## EXERCISE BRIEF
Using the data below, copy each line that includes the word "的自然数".

## EXCERPTED RECORDS
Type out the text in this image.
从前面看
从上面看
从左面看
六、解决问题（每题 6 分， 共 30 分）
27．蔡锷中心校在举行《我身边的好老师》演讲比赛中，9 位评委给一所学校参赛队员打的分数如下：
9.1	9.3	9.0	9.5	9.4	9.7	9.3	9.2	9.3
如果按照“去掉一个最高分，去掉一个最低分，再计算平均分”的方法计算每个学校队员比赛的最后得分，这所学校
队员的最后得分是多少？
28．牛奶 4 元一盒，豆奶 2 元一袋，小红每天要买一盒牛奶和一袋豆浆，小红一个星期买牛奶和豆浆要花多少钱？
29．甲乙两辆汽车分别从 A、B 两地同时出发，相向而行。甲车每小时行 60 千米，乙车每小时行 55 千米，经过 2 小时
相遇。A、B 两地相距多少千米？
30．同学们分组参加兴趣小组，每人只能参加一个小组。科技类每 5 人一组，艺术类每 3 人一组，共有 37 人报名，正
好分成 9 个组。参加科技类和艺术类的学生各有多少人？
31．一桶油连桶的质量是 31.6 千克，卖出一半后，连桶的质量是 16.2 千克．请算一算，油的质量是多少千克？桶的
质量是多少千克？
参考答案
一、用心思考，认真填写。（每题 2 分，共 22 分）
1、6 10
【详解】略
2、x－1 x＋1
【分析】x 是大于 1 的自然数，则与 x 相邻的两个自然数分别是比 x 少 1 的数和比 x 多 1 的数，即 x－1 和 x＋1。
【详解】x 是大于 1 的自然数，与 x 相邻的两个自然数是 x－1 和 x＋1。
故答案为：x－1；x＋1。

## EXPECTED OUTPUT
【分析】x 是大于 1 的自然数，则与 x 相邻的两个自然数分别是比 x 少 1 的数和比 x 多 1 的数，即 x－1 和 x＋1。
【详解】x 是大于 1 的自然数，与 x 相邻的两个自然数是 x－1 和 x＋1。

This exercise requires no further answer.